Stored records:
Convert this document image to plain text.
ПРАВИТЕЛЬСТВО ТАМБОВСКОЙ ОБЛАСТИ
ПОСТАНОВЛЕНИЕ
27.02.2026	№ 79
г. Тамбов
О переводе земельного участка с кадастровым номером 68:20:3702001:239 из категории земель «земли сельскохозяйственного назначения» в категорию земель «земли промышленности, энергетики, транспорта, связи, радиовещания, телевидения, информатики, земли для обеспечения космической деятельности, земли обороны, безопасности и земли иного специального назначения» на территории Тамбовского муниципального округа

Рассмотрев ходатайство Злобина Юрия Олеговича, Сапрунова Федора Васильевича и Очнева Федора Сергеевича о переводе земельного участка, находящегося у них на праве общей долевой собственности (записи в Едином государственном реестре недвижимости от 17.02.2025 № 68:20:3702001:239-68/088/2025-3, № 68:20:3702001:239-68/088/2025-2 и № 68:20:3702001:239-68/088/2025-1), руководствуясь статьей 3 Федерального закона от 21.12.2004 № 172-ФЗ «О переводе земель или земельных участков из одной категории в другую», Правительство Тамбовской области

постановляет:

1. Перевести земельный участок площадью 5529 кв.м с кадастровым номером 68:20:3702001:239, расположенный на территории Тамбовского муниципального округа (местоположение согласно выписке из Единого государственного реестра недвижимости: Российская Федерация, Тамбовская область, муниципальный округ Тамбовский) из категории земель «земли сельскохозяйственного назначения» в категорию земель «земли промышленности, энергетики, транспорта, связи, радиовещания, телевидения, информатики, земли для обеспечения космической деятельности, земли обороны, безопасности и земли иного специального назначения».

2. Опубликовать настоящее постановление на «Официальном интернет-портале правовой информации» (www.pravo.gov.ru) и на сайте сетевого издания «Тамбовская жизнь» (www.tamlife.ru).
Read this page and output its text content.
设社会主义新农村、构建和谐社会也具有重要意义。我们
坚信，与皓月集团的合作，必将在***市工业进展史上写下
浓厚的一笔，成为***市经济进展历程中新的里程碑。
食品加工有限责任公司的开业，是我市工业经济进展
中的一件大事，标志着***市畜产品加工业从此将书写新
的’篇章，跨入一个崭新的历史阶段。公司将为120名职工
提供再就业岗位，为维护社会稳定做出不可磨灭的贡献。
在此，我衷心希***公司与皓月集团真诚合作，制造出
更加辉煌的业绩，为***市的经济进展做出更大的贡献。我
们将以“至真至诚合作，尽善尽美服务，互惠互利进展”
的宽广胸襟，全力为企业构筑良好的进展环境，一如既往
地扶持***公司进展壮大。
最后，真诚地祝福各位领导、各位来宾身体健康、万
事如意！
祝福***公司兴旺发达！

Stated problem: Among the lines above, count those containing the word "деятельности" and give nothing but the result.

Full output: 2